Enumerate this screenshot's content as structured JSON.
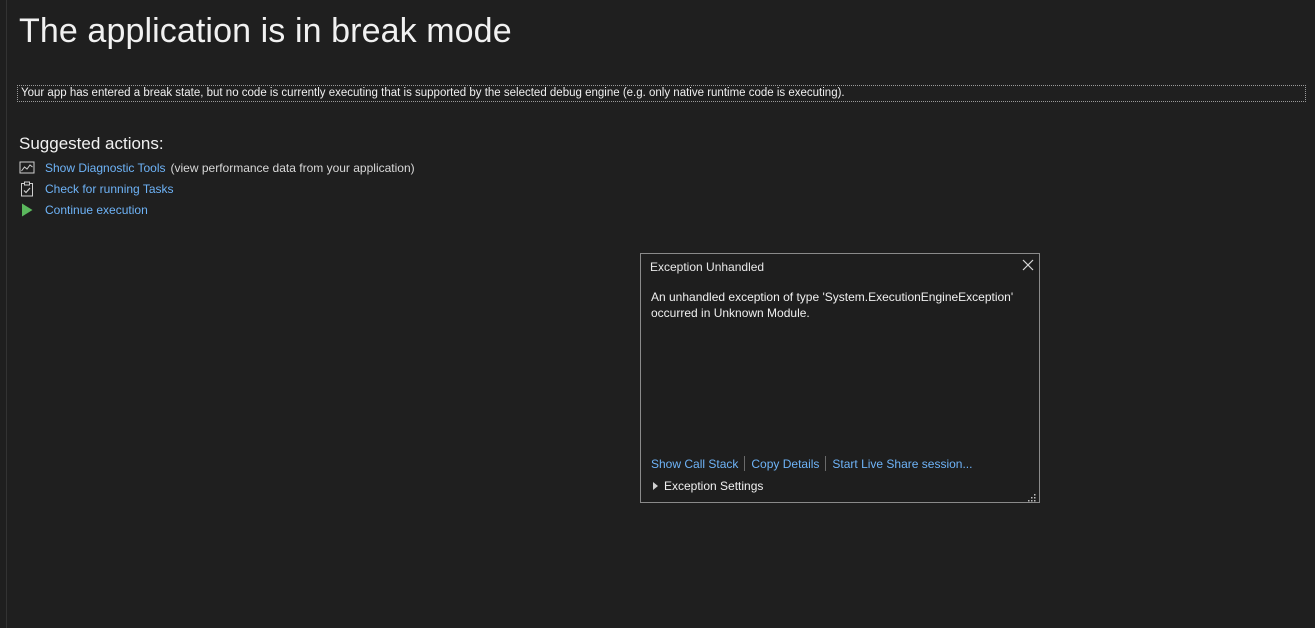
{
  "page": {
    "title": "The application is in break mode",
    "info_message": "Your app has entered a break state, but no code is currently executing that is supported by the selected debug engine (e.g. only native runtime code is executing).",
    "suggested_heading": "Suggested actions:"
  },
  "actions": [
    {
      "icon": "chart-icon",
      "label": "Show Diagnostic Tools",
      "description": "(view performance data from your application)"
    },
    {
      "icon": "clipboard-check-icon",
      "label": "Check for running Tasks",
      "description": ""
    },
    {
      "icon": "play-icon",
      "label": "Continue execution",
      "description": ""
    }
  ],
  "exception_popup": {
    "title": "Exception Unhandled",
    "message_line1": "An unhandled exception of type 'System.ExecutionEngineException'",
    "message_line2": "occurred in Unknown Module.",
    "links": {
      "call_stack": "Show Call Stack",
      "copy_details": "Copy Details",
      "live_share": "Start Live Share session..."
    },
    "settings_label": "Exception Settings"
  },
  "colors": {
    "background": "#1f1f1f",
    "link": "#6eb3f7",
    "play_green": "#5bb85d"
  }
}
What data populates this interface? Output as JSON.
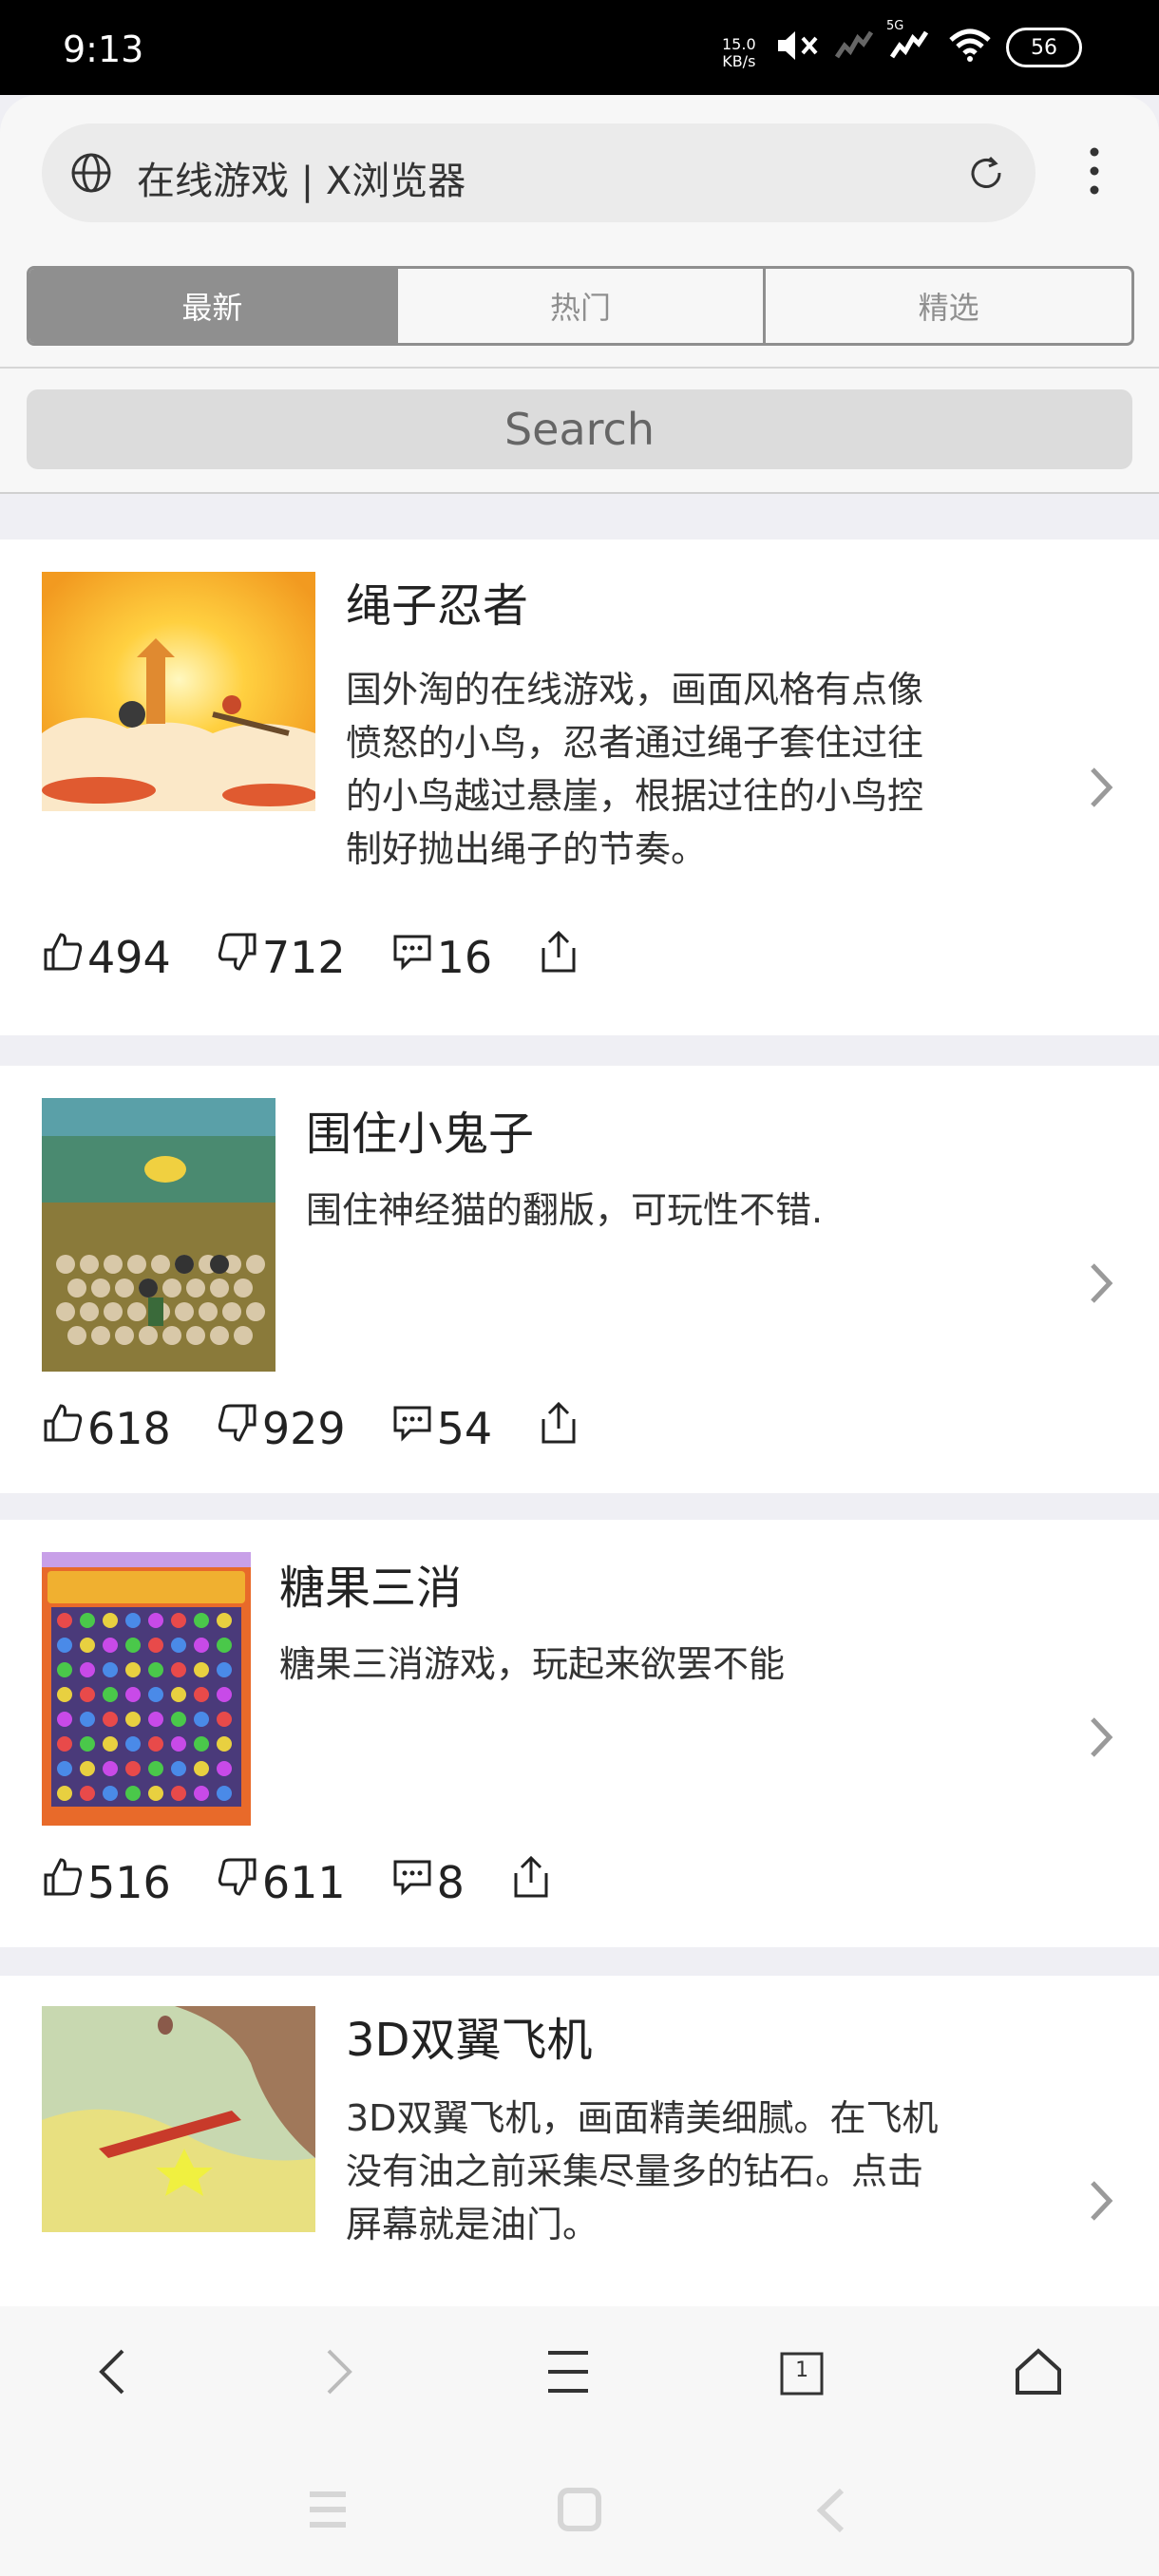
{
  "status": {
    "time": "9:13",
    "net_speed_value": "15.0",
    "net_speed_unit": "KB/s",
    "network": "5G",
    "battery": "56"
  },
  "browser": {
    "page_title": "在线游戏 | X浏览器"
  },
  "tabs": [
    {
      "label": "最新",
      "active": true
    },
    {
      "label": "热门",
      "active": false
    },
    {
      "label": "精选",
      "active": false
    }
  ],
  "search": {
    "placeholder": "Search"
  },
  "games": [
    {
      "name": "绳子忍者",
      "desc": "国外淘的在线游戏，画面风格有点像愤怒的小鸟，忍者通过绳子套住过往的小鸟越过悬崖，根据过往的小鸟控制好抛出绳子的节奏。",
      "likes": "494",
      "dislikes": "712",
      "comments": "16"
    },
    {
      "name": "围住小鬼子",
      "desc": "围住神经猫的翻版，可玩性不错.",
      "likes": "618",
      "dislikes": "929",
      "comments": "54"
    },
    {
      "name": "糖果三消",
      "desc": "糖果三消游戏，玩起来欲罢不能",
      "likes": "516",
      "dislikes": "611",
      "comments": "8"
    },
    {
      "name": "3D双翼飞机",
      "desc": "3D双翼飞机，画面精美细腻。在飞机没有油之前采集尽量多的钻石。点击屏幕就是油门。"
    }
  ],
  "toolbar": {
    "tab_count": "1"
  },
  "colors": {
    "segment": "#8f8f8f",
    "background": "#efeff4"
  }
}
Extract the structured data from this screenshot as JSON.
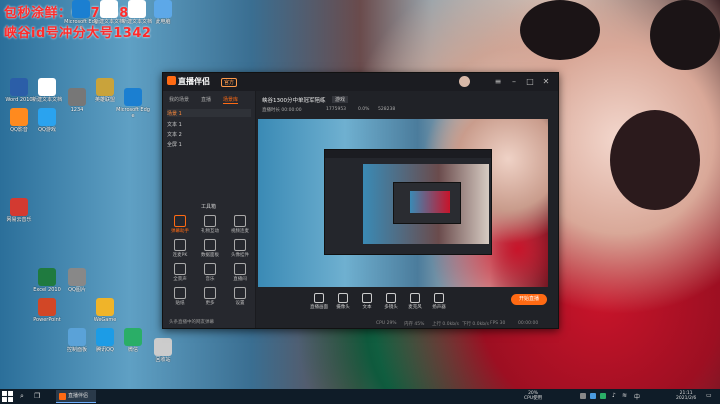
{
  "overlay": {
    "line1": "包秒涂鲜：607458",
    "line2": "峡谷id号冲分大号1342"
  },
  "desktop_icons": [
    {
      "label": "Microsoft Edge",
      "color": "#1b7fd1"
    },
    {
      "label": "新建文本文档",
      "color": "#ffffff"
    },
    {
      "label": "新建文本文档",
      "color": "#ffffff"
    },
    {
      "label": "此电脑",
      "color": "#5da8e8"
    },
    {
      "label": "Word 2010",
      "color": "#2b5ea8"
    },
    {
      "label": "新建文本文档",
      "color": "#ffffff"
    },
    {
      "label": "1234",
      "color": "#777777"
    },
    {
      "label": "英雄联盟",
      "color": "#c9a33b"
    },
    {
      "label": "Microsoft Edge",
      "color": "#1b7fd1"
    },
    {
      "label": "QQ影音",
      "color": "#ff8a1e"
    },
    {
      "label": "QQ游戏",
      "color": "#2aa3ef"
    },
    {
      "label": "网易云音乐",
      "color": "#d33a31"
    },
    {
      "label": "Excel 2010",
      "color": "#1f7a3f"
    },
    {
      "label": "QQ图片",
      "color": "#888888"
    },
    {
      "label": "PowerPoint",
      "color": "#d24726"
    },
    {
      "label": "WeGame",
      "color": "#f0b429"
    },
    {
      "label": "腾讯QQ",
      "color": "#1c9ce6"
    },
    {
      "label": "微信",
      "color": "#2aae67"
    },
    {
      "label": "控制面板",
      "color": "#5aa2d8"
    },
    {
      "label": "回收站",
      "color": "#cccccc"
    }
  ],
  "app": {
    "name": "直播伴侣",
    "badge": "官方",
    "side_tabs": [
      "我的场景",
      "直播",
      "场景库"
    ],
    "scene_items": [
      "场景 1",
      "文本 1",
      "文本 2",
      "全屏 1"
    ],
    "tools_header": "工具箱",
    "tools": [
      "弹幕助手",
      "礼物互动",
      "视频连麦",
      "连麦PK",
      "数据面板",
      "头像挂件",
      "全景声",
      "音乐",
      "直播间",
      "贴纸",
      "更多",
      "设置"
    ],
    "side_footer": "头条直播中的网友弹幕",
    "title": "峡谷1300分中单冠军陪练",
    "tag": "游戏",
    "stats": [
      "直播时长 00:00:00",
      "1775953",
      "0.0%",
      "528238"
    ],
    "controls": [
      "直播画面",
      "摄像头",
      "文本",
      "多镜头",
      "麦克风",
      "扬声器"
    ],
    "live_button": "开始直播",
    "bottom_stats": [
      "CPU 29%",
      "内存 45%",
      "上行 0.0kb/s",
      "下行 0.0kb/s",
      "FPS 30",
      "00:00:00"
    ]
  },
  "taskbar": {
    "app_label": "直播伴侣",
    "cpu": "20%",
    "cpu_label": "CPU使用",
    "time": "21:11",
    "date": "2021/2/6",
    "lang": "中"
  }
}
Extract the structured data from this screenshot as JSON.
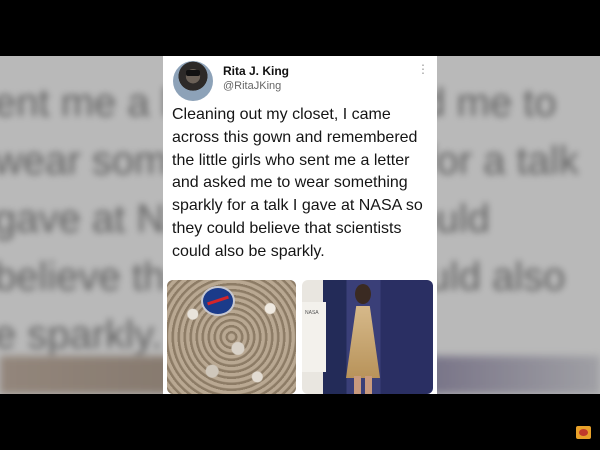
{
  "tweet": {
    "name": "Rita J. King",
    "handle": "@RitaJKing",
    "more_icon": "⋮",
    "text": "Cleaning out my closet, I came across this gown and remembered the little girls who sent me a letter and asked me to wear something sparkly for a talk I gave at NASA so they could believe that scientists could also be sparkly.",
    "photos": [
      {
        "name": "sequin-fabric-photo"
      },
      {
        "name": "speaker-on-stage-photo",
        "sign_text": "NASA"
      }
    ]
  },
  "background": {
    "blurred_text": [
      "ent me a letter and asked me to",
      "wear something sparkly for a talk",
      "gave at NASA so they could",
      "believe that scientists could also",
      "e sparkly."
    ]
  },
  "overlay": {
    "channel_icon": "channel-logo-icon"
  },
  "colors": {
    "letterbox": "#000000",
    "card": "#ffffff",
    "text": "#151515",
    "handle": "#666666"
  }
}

◆ ◆ ◆

Objective = Copy out the data above exactly, except the pictures.

Answer to the exercise =
Enumerate this screenshot's content as structured JSON.
{
  "page": {
    "title": "The application is in break mode",
    "info_message": "Your app has entered a break state, but no code is currently executing that is supported by the selected debug engine (e.g. only native runtime code is executing).",
    "suggested_heading": "Suggested actions:"
  },
  "actions": [
    {
      "icon": "chart-icon",
      "label": "Show Diagnostic Tools",
      "description": "(view performance data from your application)"
    },
    {
      "icon": "clipboard-check-icon",
      "label": "Check for running Tasks",
      "description": ""
    },
    {
      "icon": "play-icon",
      "label": "Continue execution",
      "description": ""
    }
  ],
  "exception_popup": {
    "title": "Exception Unhandled",
    "message_line1": "An unhandled exception of type 'System.ExecutionEngineException'",
    "message_line2": "occurred in Unknown Module.",
    "links": {
      "call_stack": "Show Call Stack",
      "copy_details": "Copy Details",
      "live_share": "Start Live Share session..."
    },
    "settings_label": "Exception Settings"
  },
  "colors": {
    "background": "#1f1f1f",
    "link": "#6eb3f7",
    "play_green": "#5bb85d"
  }
}
What data populates this interface? Output as JSON.
{
  "status": {
    "time": "9:13",
    "net_speed_value": "15.0",
    "net_speed_unit": "KB/s",
    "network": "5G",
    "battery": "56"
  },
  "browser": {
    "page_title": "在线游戏 | X浏览器"
  },
  "tabs": [
    {
      "label": "最新",
      "active": true
    },
    {
      "label": "热门",
      "active": false
    },
    {
      "label": "精选",
      "active": false
    }
  ],
  "search": {
    "placeholder": "Search"
  },
  "games": [
    {
      "name": "绳子忍者",
      "desc": "国外淘的在线游戏，画面风格有点像愤怒的小鸟，忍者通过绳子套住过往的小鸟越过悬崖，根据过往的小鸟控制好抛出绳子的节奏。",
      "likes": "494",
      "dislikes": "712",
      "comments": "16"
    },
    {
      "name": "围住小鬼子",
      "desc": "围住神经猫的翻版，可玩性不错.",
      "likes": "618",
      "dislikes": "929",
      "comments": "54"
    },
    {
      "name": "糖果三消",
      "desc": "糖果三消游戏，玩起来欲罢不能",
      "likes": "516",
      "dislikes": "611",
      "comments": "8"
    },
    {
      "name": "3D双翼飞机",
      "desc": "3D双翼飞机，画面精美细腻。在飞机没有油之前采集尽量多的钻石。点击屏幕就是油门。"
    }
  ],
  "toolbar": {
    "tab_count": "1"
  },
  "colors": {
    "segment": "#8f8f8f",
    "background": "#efeff4"
  }
}
Extract the structured data from this screenshot as JSON.
{
  "overlay": {
    "line1": "包秒涂鲜：607458",
    "line2": "峡谷id号冲分大号1342"
  },
  "desktop_icons": [
    {
      "label": "Microsoft Edge",
      "color": "#1b7fd1"
    },
    {
      "label": "新建文本文档",
      "color": "#ffffff"
    },
    {
      "label": "新建文本文档",
      "color": "#ffffff"
    },
    {
      "label": "此电脑",
      "color": "#5da8e8"
    },
    {
      "label": "Word 2010",
      "color": "#2b5ea8"
    },
    {
      "label": "新建文本文档",
      "color": "#ffffff"
    },
    {
      "label": "1234",
      "color": "#777777"
    },
    {
      "label": "英雄联盟",
      "color": "#c9a33b"
    },
    {
      "label": "Microsoft Edge",
      "color": "#1b7fd1"
    },
    {
      "label": "QQ影音",
      "color": "#ff8a1e"
    },
    {
      "label": "QQ游戏",
      "color": "#2aa3ef"
    },
    {
      "label": "网易云音乐",
      "color": "#d33a31"
    },
    {
      "label": "Excel 2010",
      "color": "#1f7a3f"
    },
    {
      "label": "QQ图片",
      "color": "#888888"
    },
    {
      "label": "PowerPoint",
      "color": "#d24726"
    },
    {
      "label": "WeGame",
      "color": "#f0b429"
    },
    {
      "label": "腾讯QQ",
      "color": "#1c9ce6"
    },
    {
      "label": "微信",
      "color": "#2aae67"
    },
    {
      "label": "控制面板",
      "color": "#5aa2d8"
    },
    {
      "label": "回收站",
      "color": "#cccccc"
    }
  ],
  "app": {
    "name": "直播伴侣",
    "badge": "官方",
    "side_tabs": [
      "我的场景",
      "直播",
      "场景库"
    ],
    "scene_items": [
      "场景 1",
      "文本 1",
      "文本 2",
      "全屏 1"
    ],
    "tools_header": "工具箱",
    "tools": [
      "弹幕助手",
      "礼物互动",
      "视频连麦",
      "连麦PK",
      "数据面板",
      "头像挂件",
      "全景声",
      "音乐",
      "直播间",
      "贴纸",
      "更多",
      "设置"
    ],
    "side_footer": "头条直播中的网友弹幕",
    "title": "峡谷1300分中单冠军陪练",
    "tag": "游戏",
    "stats": [
      "直播时长 00:00:00",
      "1775953",
      "0.0%",
      "528238"
    ],
    "controls": [
      "直播画面",
      "摄像头",
      "文本",
      "多镜头",
      "麦克风",
      "扬声器"
    ],
    "live_button": "开始直播",
    "bottom_stats": [
      "CPU 29%",
      "内存 45%",
      "上行 0.0kb/s",
      "下行 0.0kb/s",
      "FPS 30",
      "00:00:00"
    ]
  },
  "taskbar": {
    "app_label": "直播伴侣",
    "cpu": "20%",
    "cpu_label": "CPU使用",
    "time": "21:11",
    "date": "2021/2/6",
    "lang": "中"
  }
}
Extract the structured data from this screenshot as JSON.
{
  "tweet": {
    "name": "Rita J. King",
    "handle": "@RitaJKing",
    "more_icon": "⋮",
    "text": "Cleaning out my closet, I came across this gown and remembered the little girls who sent me a letter and asked me to wear something sparkly for a talk I gave at NASA so they could believe that scientists could also be sparkly.",
    "photos": [
      {
        "name": "sequin-fabric-photo"
      },
      {
        "name": "speaker-on-stage-photo",
        "sign_text": "NASA"
      }
    ]
  },
  "background": {
    "blurred_text": [
      "ent me a letter and asked me to",
      "wear something sparkly for a talk",
      "gave at NASA so they could",
      "believe that scientists could also",
      "e sparkly."
    ]
  },
  "overlay": {
    "channel_icon": "channel-logo-icon"
  },
  "colors": {
    "letterbox": "#000000",
    "card": "#ffffff",
    "text": "#151515",
    "handle": "#666666"
  }
}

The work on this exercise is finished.